Given task
Can you restate the records below word for word?

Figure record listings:
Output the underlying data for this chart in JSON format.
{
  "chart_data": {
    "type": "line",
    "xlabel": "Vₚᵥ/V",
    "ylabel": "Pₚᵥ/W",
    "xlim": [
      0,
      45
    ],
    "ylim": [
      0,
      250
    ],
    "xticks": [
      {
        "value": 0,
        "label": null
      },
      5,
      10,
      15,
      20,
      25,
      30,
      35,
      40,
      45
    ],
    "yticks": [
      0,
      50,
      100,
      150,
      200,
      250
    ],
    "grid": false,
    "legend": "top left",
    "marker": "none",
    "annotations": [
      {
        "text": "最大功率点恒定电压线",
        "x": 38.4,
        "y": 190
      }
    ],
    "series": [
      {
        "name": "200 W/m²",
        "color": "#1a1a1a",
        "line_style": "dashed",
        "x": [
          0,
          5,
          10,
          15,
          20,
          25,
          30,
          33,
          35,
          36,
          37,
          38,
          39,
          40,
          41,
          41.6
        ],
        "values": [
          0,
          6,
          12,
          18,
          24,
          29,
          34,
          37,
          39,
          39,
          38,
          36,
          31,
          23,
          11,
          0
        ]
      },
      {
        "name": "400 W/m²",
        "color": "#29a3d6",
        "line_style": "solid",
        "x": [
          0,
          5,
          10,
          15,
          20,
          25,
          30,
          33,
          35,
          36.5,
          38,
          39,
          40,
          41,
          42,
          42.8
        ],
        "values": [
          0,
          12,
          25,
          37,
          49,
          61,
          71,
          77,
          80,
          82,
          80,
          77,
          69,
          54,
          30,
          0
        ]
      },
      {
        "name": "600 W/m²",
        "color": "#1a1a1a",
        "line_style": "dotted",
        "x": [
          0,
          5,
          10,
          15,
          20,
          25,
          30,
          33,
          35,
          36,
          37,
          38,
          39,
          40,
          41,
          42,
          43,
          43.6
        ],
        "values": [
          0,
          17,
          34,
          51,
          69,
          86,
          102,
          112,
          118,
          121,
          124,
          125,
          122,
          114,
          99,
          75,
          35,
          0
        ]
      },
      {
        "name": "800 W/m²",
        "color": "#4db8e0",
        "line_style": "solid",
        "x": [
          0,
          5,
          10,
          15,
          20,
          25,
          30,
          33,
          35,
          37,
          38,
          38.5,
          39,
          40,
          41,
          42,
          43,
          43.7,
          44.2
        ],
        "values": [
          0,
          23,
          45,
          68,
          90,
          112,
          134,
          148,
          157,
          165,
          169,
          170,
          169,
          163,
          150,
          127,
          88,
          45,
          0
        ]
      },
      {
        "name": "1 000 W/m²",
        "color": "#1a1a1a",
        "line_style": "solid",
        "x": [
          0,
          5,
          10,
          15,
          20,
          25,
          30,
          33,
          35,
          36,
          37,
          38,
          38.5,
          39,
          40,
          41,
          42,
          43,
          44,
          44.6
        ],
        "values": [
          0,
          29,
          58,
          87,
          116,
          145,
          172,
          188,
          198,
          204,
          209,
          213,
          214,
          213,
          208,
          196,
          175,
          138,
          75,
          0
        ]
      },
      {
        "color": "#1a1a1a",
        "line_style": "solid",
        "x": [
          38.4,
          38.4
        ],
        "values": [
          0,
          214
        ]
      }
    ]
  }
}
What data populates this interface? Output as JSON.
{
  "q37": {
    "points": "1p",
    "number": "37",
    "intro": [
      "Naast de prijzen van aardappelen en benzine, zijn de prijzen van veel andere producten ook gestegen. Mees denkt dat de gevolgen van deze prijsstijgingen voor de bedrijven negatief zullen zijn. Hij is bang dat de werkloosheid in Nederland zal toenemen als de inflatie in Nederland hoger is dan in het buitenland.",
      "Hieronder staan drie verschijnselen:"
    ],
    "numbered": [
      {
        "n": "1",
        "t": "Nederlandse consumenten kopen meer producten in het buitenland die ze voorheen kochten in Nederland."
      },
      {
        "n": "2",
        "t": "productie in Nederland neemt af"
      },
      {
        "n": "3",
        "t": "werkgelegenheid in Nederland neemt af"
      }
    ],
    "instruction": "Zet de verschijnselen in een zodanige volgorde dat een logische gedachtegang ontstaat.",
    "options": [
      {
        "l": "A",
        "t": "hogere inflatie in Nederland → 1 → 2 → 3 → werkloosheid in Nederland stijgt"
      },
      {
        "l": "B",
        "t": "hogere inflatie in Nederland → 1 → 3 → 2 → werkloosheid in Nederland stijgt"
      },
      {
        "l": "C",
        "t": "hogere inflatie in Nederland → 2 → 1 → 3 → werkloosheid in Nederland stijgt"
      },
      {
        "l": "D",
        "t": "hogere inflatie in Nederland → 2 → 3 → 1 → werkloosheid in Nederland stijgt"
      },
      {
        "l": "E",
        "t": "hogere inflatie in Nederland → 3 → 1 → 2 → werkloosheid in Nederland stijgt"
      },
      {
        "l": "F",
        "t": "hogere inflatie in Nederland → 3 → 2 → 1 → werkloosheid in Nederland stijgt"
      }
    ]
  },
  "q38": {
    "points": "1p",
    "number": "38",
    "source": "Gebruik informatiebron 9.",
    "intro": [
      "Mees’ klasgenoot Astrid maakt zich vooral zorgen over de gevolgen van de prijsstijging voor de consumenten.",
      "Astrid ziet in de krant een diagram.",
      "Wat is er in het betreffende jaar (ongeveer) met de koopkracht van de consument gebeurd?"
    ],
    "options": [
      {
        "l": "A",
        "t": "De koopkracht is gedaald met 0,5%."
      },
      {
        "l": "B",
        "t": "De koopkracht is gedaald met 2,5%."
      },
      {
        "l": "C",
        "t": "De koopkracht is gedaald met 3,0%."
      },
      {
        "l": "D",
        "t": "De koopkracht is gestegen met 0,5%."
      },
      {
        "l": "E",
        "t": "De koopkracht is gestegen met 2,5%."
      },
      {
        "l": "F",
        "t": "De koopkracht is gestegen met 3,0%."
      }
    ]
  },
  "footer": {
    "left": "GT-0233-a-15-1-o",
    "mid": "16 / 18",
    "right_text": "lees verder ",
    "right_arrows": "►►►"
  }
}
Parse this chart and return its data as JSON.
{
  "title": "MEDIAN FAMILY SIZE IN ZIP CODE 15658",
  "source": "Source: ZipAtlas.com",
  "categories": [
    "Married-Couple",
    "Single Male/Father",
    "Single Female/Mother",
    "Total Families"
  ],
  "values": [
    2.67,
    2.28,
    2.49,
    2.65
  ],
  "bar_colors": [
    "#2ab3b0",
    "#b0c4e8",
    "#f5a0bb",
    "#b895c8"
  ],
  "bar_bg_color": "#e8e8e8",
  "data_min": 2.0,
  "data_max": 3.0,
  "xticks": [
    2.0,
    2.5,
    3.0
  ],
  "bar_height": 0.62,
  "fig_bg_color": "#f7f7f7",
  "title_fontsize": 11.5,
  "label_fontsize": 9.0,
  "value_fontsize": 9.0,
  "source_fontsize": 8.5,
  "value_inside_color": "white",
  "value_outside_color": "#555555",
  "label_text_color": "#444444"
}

Completed task
Output the underlying data for this chart in JSON format.
{
  "chart_data": {
    "type": "line",
    "xlabel": "Vₚᵥ/V",
    "ylabel": "Pₚᵥ/W",
    "xlim": [
      0,
      45
    ],
    "ylim": [
      0,
      250
    ],
    "xticks": [
      {
        "value": 0,
        "label": null
      },
      5,
      10,
      15,
      20,
      25,
      30,
      35,
      40,
      45
    ],
    "yticks": [
      0,
      50,
      100,
      150,
      200,
      250
    ],
    "grid": false,
    "legend": "top left",
    "marker": "none",
    "annotations": [
      {
        "text": "最大功率点恒定电压线",
        "x": 38.4,
        "y": 190
      }
    ],
    "series": [
      {
        "name": "200 W/m²",
        "color": "#1a1a1a",
        "line_style": "dashed",
        "x": [
          0,
          5,
          10,
          15,
          20,
          25,
          30,
          33,
          35,
          36,
          37,
          38,
          39,
          40,
          41,
          41.6
        ],
        "values": [
          0,
          6,
          12,
          18,
          24,
          29,
          34,
          37,
          39,
          39,
          38,
          36,
          31,
          23,
          11,
          0
        ]
      },
      {
        "name": "400 W/m²",
        "color": "#29a3d6",
        "line_style": "solid",
        "x": [
          0,
          5,
          10,
          15,
          20,
          25,
          30,
          33,
          35,
          36.5,
          38,
          39,
          40,
          41,
          42,
          42.8
        ],
        "values": [
          0,
          12,
          25,
          37,
          49,
          61,
          71,
          77,
          80,
          82,
          80,
          77,
          69,
          54,
          30,
          0
        ]
      },
      {
        "name": "600 W/m²",
        "color": "#1a1a1a",
        "line_style": "dotted",
        "x": [
          0,
          5,
          10,
          15,
          20,
          25,
          30,
          33,
          35,
          36,
          37,
          38,
          39,
          40,
          41,
          42,
          43,
          43.6
        ],
        "values": [
          0,
          17,
          34,
          51,
          69,
          86,
          102,
          112,
          118,
          121,
          124,
          125,
          122,
          114,
          99,
          75,
          35,
          0
        ]
      },
      {
        "name": "800 W/m²",
        "color": "#4db8e0",
        "line_style": "solid",
        "x": [
          0,
          5,
          10,
          15,
          20,
          25,
          30,
          33,
          35,
          37,
          38,
          38.5,
          39,
          40,
          41,
          42,
          43,
          43.7,
          44.2
        ],
        "values": [
          0,
          23,
          45,
          68,
          90,
          112,
          134,
          148,
          157,
          165,
          169,
          170,
          169,
          163,
          150,
          127,
          88,
          45,
          0
        ]
      },
      {
        "name": "1 000 W/m²",
        "color": "#1a1a1a",
        "line_style": "solid",
        "x": [
          0,
          5,
          10,
          15,
          20,
          25,
          30,
          33,
          35,
          36,
          37,
          38,
          38.5,
          39,
          40,
          41,
          42,
          43,
          44,
          44.6
        ],
        "values": [
          0,
          29,
          58,
          87,
          116,
          145,
          172,
          188,
          198,
          204,
          209,
          213,
          214,
          213,
          208,
          196,
          175,
          138,
          75,
          0
        ]
      },
      {
        "color": "#1a1a1a",
        "line_style": "solid",
        "x": [
          38.4,
          38.4
        ],
        "values": [
          0,
          214
        ]
      }
    ]
  }
}
What data populates this interface? Output as JSON.
{
  "q37": {
    "points": "1p",
    "number": "37",
    "intro": [
      "Naast de prijzen van aardappelen en benzine, zijn de prijzen van veel andere producten ook gestegen. Mees denkt dat de gevolgen van deze prijsstijgingen voor de bedrijven negatief zullen zijn. Hij is bang dat de werkloosheid in Nederland zal toenemen als de inflatie in Nederland hoger is dan in het buitenland.",
      "Hieronder staan drie verschijnselen:"
    ],
    "numbered": [
      {
        "n": "1",
        "t": "Nederlandse consumenten kopen meer producten in het buitenland die ze voorheen kochten in Nederland."
      },
      {
        "n": "2",
        "t": "productie in Nederland neemt af"
      },
      {
        "n": "3",
        "t": "werkgelegenheid in Nederland neemt af"
      }
    ],
    "instruction": "Zet de verschijnselen in een zodanige volgorde dat een logische gedachtegang ontstaat.",
    "options": [
      {
        "l": "A",
        "t": "hogere inflatie in Nederland → 1 → 2 → 3 → werkloosheid in Nederland stijgt"
      },
      {
        "l": "B",
        "t": "hogere inflatie in Nederland → 1 → 3 → 2 → werkloosheid in Nederland stijgt"
      },
      {
        "l": "C",
        "t": "hogere inflatie in Nederland → 2 → 1 → 3 → werkloosheid in Nederland stijgt"
      },
      {
        "l": "D",
        "t": "hogere inflatie in Nederland → 2 → 3 → 1 → werkloosheid in Nederland stijgt"
      },
      {
        "l": "E",
        "t": "hogere inflatie in Nederland → 3 → 1 → 2 → werkloosheid in Nederland stijgt"
      },
      {
        "l": "F",
        "t": "hogere inflatie in Nederland → 3 → 2 → 1 → werkloosheid in Nederland stijgt"
      }
    ]
  },
  "q38": {
    "points": "1p",
    "number": "38",
    "source": "Gebruik informatiebron 9.",
    "intro": [
      "Mees’ klasgenoot Astrid maakt zich vooral zorgen over de gevolgen van de prijsstijging voor de consumenten.",
      "Astrid ziet in de krant een diagram.",
      "Wat is er in het betreffende jaar (ongeveer) met de koopkracht van de consument gebeurd?"
    ],
    "options": [
      {
        "l": "A",
        "t": "De koopkracht is gedaald met 0,5%."
      },
      {
        "l": "B",
        "t": "De koopkracht is gedaald met 2,5%."
      },
      {
        "l": "C",
        "t": "De koopkracht is gedaald met 3,0%."
      },
      {
        "l": "D",
        "t": "De koopkracht is gestegen met 0,5%."
      },
      {
        "l": "E",
        "t": "De koopkracht is gestegen met 2,5%."
      },
      {
        "l": "F",
        "t": "De koopkracht is gestegen met 3,0%."
      }
    ]
  },
  "footer": {
    "left": "GT-0233-a-15-1-o",
    "mid": "16 / 18",
    "right_text": "lees verder ",
    "right_arrows": "►►►"
  }
}
Parse this chart and return its data as JSON.
{
  "title": "MEDIAN FAMILY SIZE IN ZIP CODE 15658",
  "source": "Source: ZipAtlas.com",
  "categories": [
    "Married-Couple",
    "Single Male/Father",
    "Single Female/Mother",
    "Total Families"
  ],
  "values": [
    2.67,
    2.28,
    2.49,
    2.65
  ],
  "bar_colors": [
    "#2ab3b0",
    "#b0c4e8",
    "#f5a0bb",
    "#b895c8"
  ],
  "bar_bg_color": "#e8e8e8",
  "data_min": 2.0,
  "data_max": 3.0,
  "xticks": [
    2.0,
    2.5,
    3.0
  ],
  "bar_height": 0.62,
  "fig_bg_color": "#f7f7f7",
  "title_fontsize": 11.5,
  "label_fontsize": 9.0,
  "value_fontsize": 9.0,
  "source_fontsize": 8.5,
  "value_inside_color": "white",
  "value_outside_color": "#555555",
  "label_text_color": "#444444"
}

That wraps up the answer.